PROVIDED INFORMATION >>
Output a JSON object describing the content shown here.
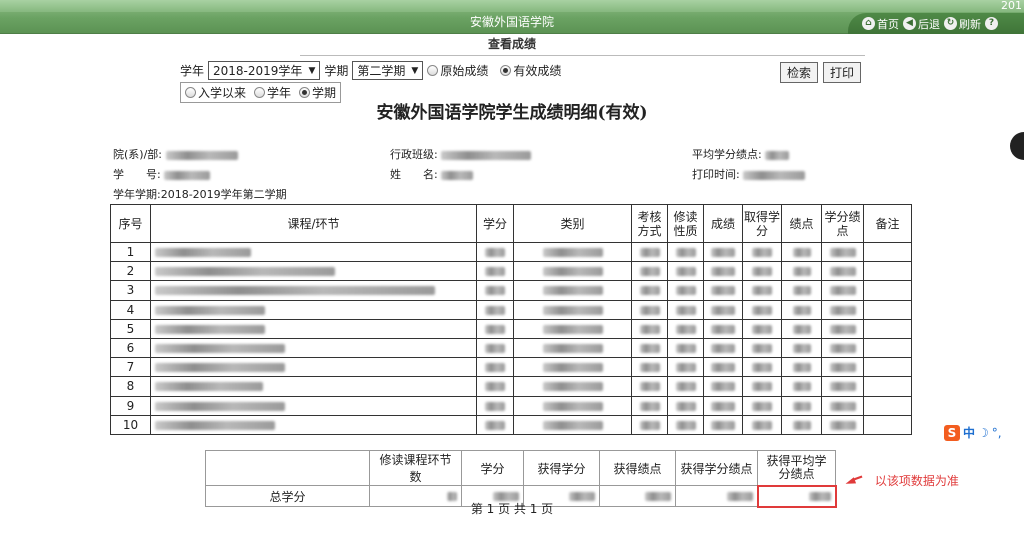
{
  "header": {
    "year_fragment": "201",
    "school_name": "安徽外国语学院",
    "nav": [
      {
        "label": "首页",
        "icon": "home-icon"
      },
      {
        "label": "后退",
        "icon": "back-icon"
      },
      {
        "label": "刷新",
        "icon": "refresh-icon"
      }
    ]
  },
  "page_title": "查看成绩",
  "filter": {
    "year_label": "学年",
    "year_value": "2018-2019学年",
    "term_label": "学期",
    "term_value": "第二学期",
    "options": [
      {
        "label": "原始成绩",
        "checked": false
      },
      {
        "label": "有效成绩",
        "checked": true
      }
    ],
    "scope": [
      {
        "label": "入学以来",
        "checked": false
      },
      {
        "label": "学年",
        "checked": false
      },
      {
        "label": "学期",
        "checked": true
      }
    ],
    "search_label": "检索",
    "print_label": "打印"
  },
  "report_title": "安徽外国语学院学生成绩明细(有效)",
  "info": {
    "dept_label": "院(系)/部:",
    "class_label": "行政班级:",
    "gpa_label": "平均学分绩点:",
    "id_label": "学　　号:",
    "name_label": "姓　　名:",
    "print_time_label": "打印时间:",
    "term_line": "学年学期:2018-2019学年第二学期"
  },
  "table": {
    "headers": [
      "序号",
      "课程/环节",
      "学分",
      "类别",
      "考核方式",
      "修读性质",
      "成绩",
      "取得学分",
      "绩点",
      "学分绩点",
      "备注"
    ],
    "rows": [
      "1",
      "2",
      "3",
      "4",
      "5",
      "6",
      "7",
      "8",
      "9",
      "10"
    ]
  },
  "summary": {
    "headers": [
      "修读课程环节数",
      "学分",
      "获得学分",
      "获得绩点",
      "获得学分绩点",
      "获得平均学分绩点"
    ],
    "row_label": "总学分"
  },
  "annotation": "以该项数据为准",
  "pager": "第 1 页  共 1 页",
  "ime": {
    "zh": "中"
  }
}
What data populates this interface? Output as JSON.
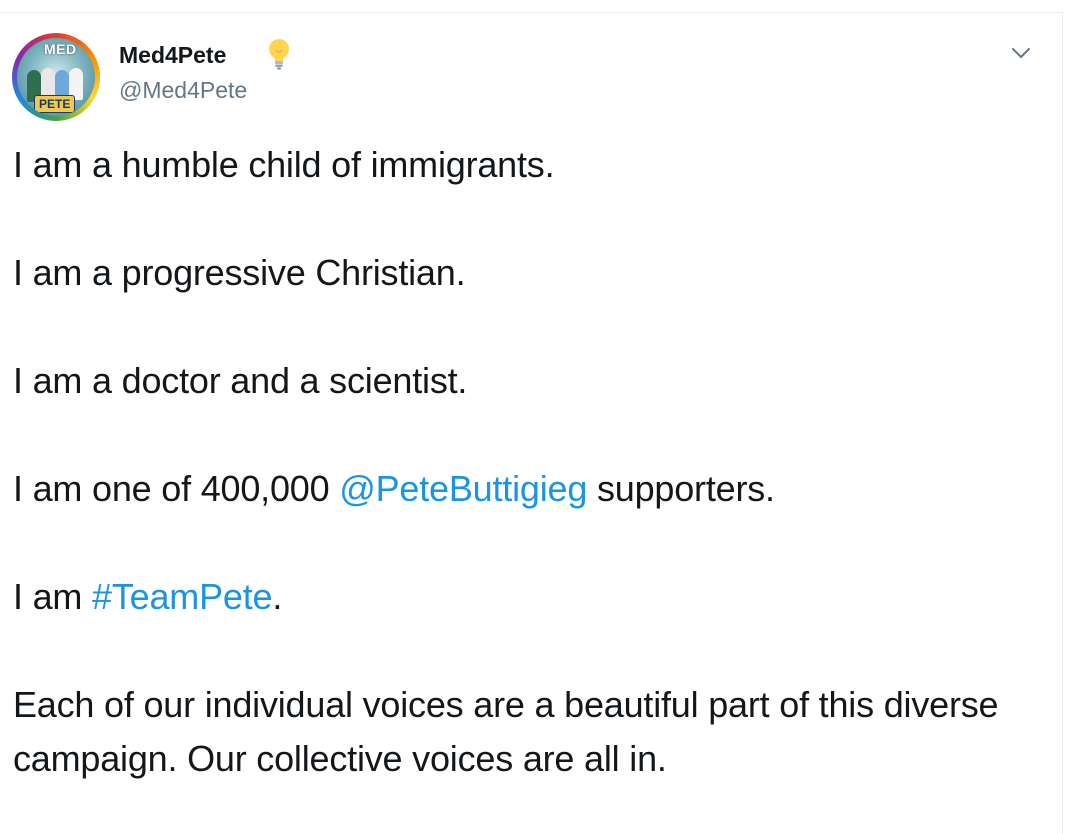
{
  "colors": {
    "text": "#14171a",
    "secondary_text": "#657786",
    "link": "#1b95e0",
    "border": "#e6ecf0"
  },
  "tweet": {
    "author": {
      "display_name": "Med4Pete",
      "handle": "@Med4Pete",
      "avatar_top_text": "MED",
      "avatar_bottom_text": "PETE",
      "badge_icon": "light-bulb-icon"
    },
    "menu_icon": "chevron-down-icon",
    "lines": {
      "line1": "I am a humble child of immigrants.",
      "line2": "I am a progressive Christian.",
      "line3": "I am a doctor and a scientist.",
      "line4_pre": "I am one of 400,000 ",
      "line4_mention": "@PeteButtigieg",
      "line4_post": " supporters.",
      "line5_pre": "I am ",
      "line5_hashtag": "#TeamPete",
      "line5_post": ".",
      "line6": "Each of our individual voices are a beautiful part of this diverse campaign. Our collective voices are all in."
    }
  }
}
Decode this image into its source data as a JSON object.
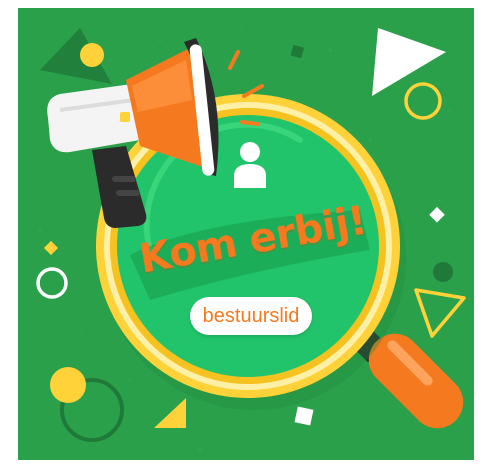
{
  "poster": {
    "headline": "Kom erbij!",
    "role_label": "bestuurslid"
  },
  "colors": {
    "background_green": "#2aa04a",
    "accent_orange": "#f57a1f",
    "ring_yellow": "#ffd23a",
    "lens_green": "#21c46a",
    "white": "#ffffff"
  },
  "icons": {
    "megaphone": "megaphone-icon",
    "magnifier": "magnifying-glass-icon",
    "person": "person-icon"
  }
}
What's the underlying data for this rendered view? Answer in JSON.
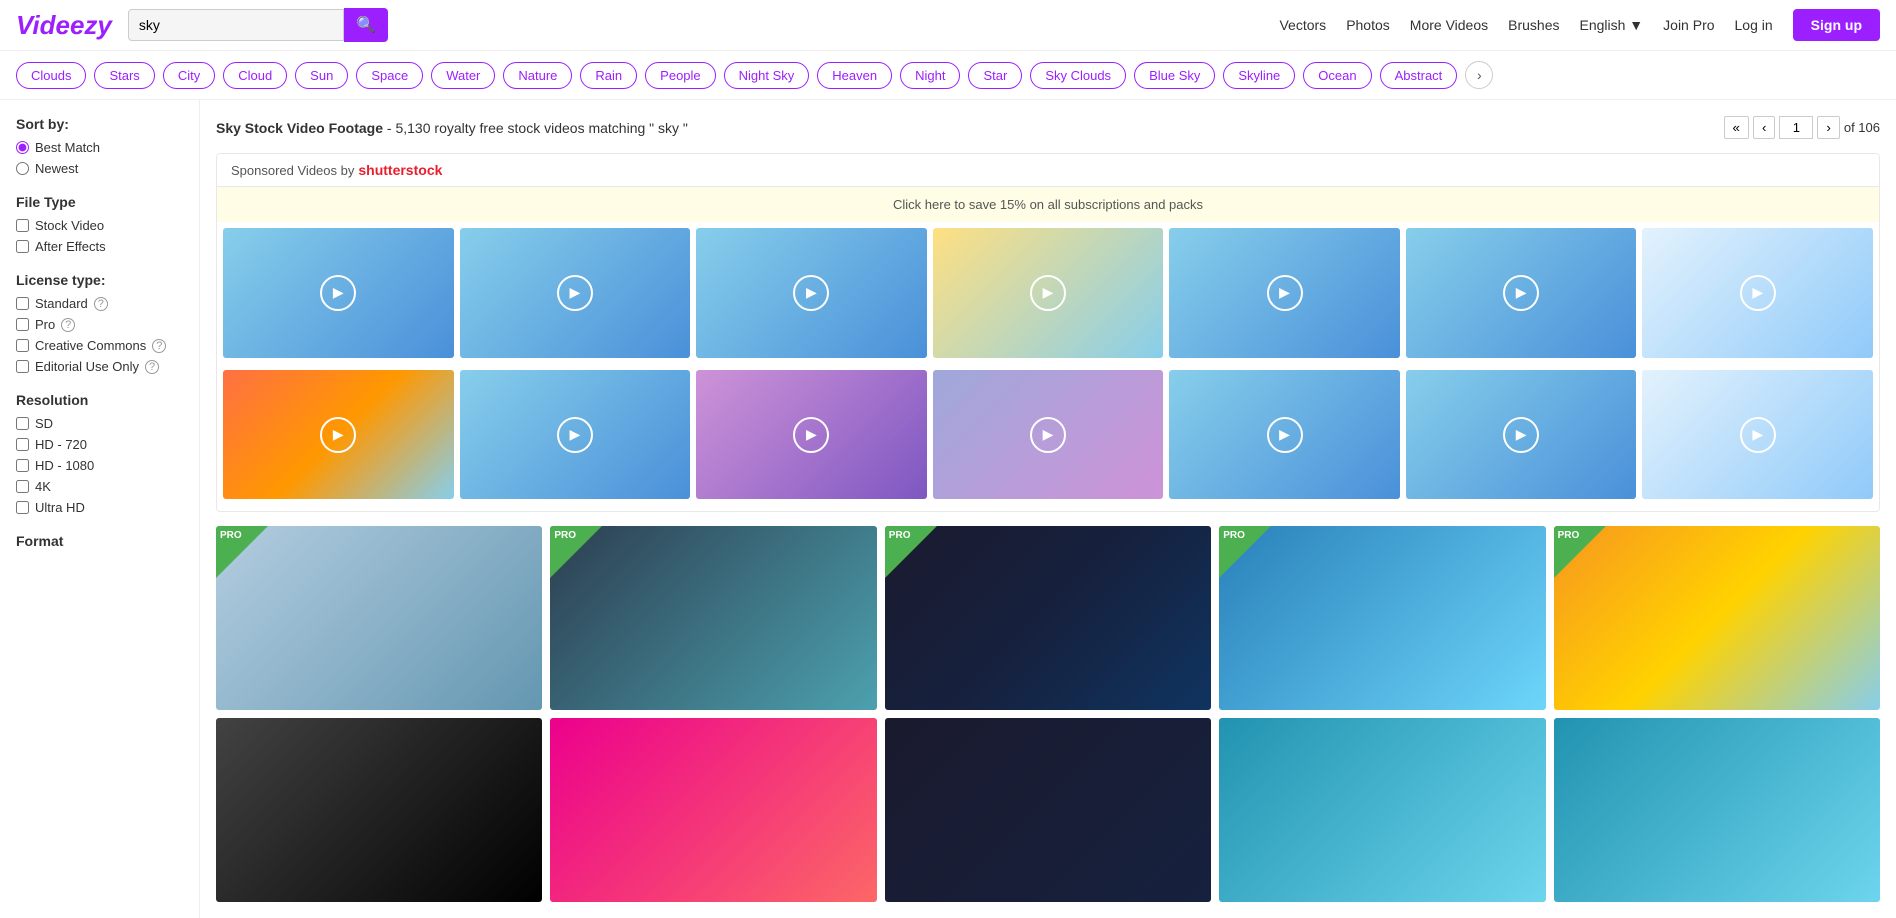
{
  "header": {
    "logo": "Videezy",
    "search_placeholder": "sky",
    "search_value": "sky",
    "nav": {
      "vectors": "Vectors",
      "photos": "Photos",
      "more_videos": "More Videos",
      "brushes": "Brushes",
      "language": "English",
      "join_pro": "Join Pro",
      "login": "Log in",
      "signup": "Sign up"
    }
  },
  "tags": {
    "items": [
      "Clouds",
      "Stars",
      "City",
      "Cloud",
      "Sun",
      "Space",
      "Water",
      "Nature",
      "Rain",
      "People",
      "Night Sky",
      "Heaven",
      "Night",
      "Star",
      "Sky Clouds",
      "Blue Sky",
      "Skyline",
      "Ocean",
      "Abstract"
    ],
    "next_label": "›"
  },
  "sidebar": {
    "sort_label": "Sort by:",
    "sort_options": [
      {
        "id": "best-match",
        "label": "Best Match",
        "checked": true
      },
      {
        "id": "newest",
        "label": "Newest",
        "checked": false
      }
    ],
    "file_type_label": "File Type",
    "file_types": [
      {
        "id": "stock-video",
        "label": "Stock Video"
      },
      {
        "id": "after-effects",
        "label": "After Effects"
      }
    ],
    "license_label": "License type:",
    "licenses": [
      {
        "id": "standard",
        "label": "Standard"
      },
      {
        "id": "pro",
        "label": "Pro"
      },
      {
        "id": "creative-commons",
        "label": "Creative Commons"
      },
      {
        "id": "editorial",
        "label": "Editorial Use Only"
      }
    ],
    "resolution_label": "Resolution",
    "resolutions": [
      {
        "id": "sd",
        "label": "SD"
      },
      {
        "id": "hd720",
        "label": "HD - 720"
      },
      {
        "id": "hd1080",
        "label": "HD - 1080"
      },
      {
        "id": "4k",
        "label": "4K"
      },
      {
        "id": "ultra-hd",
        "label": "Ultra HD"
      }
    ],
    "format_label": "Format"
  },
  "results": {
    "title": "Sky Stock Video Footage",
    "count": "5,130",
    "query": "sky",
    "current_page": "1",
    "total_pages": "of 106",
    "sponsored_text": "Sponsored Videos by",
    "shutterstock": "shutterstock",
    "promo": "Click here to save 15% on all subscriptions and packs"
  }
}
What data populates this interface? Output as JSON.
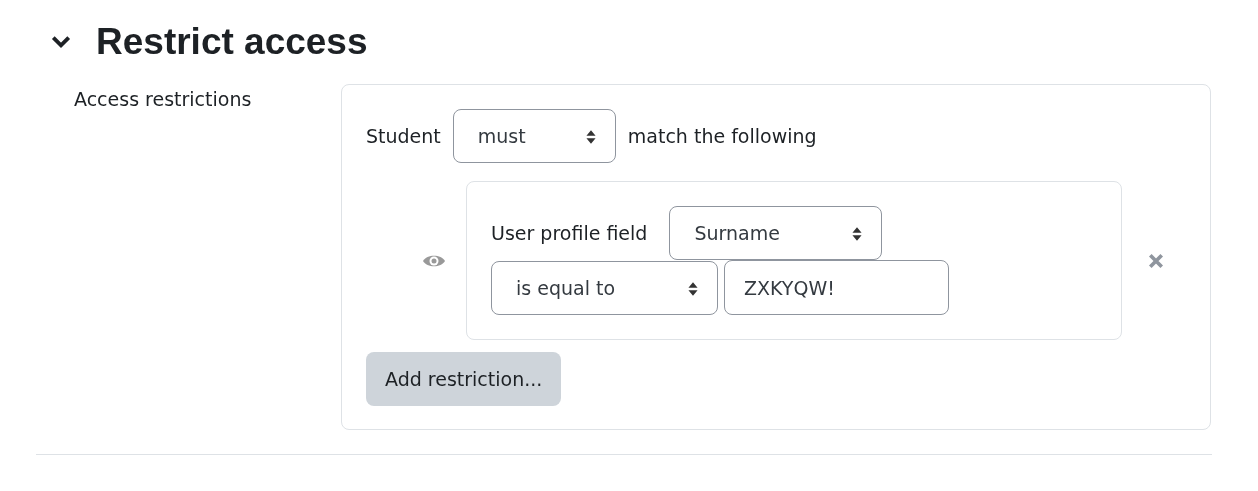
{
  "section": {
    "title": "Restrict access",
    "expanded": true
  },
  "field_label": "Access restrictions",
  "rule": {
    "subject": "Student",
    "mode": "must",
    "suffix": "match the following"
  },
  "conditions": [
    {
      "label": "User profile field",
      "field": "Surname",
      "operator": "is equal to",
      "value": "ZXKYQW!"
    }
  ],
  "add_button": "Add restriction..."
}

WHAT IS NEEDED >>
Repeat the records above verbatim, with no pictures in the result.

OUTPUT BELOW >>
Output a JSON object describing the content shown here.
{
  "header": {
    "year_fragment": "201",
    "school_name": "安徽外国语学院",
    "nav": [
      {
        "label": "首页",
        "icon": "home-icon"
      },
      {
        "label": "后退",
        "icon": "back-icon"
      },
      {
        "label": "刷新",
        "icon": "refresh-icon"
      }
    ]
  },
  "page_title": "查看成绩",
  "filter": {
    "year_label": "学年",
    "year_value": "2018-2019学年",
    "term_label": "学期",
    "term_value": "第二学期",
    "options": [
      {
        "label": "原始成绩",
        "checked": false
      },
      {
        "label": "有效成绩",
        "checked": true
      }
    ],
    "scope": [
      {
        "label": "入学以来",
        "checked": false
      },
      {
        "label": "学年",
        "checked": false
      },
      {
        "label": "学期",
        "checked": true
      }
    ],
    "search_label": "检索",
    "print_label": "打印"
  },
  "report_title": "安徽外国语学院学生成绩明细(有效)",
  "info": {
    "dept_label": "院(系)/部:",
    "class_label": "行政班级:",
    "gpa_label": "平均学分绩点:",
    "id_label": "学　　号:",
    "name_label": "姓　　名:",
    "print_time_label": "打印时间:",
    "term_line": "学年学期:2018-2019学年第二学期"
  },
  "table": {
    "headers": [
      "序号",
      "课程/环节",
      "学分",
      "类别",
      "考核方式",
      "修读性质",
      "成绩",
      "取得学分",
      "绩点",
      "学分绩点",
      "备注"
    ],
    "rows": [
      "1",
      "2",
      "3",
      "4",
      "5",
      "6",
      "7",
      "8",
      "9",
      "10"
    ]
  },
  "summary": {
    "headers": [
      "修读课程环节数",
      "学分",
      "获得学分",
      "获得绩点",
      "获得学分绩点",
      "获得平均学分绩点"
    ],
    "row_label": "总学分"
  },
  "annotation": "以该项数据为准",
  "pager": "第 1 页  共 1 页",
  "ime": {
    "zh": "中"
  }
}
What data populates this interface? Output as JSON.
{
  "colors": {
    "text": "#14171a",
    "secondary_text": "#657786",
    "link": "#1b95e0",
    "border": "#e6ecf0"
  },
  "tweet": {
    "author": {
      "display_name": "Med4Pete",
      "handle": "@Med4Pete",
      "avatar_top_text": "MED",
      "avatar_bottom_text": "PETE",
      "badge_icon": "light-bulb-icon"
    },
    "menu_icon": "chevron-down-icon",
    "lines": {
      "line1": "I am a humble child of immigrants.",
      "line2": "I am a progressive Christian.",
      "line3": "I am a doctor and a scientist.",
      "line4_pre": "I am one of 400,000 ",
      "line4_mention": "@PeteButtigieg",
      "line4_post": " supporters.",
      "line5_pre": "I am ",
      "line5_hashtag": "#TeamPete",
      "line5_post": ".",
      "line6": "Each of our individual voices are a beautiful part of this diverse campaign. Our collective voices are all in."
    }
  }
}
Decode this image into its source data as a JSON object.
{
  "poster": {
    "headline": "Kom erbij!",
    "role_label": "bestuurslid"
  },
  "colors": {
    "background_green": "#2aa04a",
    "accent_orange": "#f57a1f",
    "ring_yellow": "#ffd23a",
    "lens_green": "#21c46a",
    "white": "#ffffff"
  },
  "icons": {
    "megaphone": "megaphone-icon",
    "magnifier": "magnifying-glass-icon",
    "person": "person-icon"
  }
}
What's the underlying data for this rendered view? Answer in JSON.
{
  "header": {
    "logo": "Videezy",
    "search_placeholder": "sky",
    "search_value": "sky",
    "nav": {
      "vectors": "Vectors",
      "photos": "Photos",
      "more_videos": "More Videos",
      "brushes": "Brushes",
      "language": "English",
      "join_pro": "Join Pro",
      "login": "Log in",
      "signup": "Sign up"
    }
  },
  "tags": {
    "items": [
      "Clouds",
      "Stars",
      "City",
      "Cloud",
      "Sun",
      "Space",
      "Water",
      "Nature",
      "Rain",
      "People",
      "Night Sky",
      "Heaven",
      "Night",
      "Star",
      "Sky Clouds",
      "Blue Sky",
      "Skyline",
      "Ocean",
      "Abstract"
    ],
    "next_label": "›"
  },
  "sidebar": {
    "sort_label": "Sort by:",
    "sort_options": [
      {
        "id": "best-match",
        "label": "Best Match",
        "checked": true
      },
      {
        "id": "newest",
        "label": "Newest",
        "checked": false
      }
    ],
    "file_type_label": "File Type",
    "file_types": [
      {
        "id": "stock-video",
        "label": "Stock Video"
      },
      {
        "id": "after-effects",
        "label": "After Effects"
      }
    ],
    "license_label": "License type:",
    "licenses": [
      {
        "id": "standard",
        "label": "Standard"
      },
      {
        "id": "pro",
        "label": "Pro"
      },
      {
        "id": "creative-commons",
        "label": "Creative Commons"
      },
      {
        "id": "editorial",
        "label": "Editorial Use Only"
      }
    ],
    "resolution_label": "Resolution",
    "resolutions": [
      {
        "id": "sd",
        "label": "SD"
      },
      {
        "id": "hd720",
        "label": "HD - 720"
      },
      {
        "id": "hd1080",
        "label": "HD - 1080"
      },
      {
        "id": "4k",
        "label": "4K"
      },
      {
        "id": "ultra-hd",
        "label": "Ultra HD"
      }
    ],
    "format_label": "Format"
  },
  "results": {
    "title": "Sky Stock Video Footage",
    "count": "5,130",
    "query": "sky",
    "current_page": "1",
    "total_pages": "of 106",
    "sponsored_text": "Sponsored Videos by",
    "shutterstock": "shutterstock",
    "promo": "Click here to save 15% on all subscriptions and packs"
  }
}
What data populates this interface? Output as JSON.
{
  "section": {
    "title": "Restrict access",
    "expanded": true
  },
  "field_label": "Access restrictions",
  "rule": {
    "subject": "Student",
    "mode": "must",
    "suffix": "match the following"
  },
  "conditions": [
    {
      "label": "User profile field",
      "field": "Surname",
      "operator": "is equal to",
      "value": "ZXKYQW!"
    }
  ],
  "add_button": "Add restriction..."
}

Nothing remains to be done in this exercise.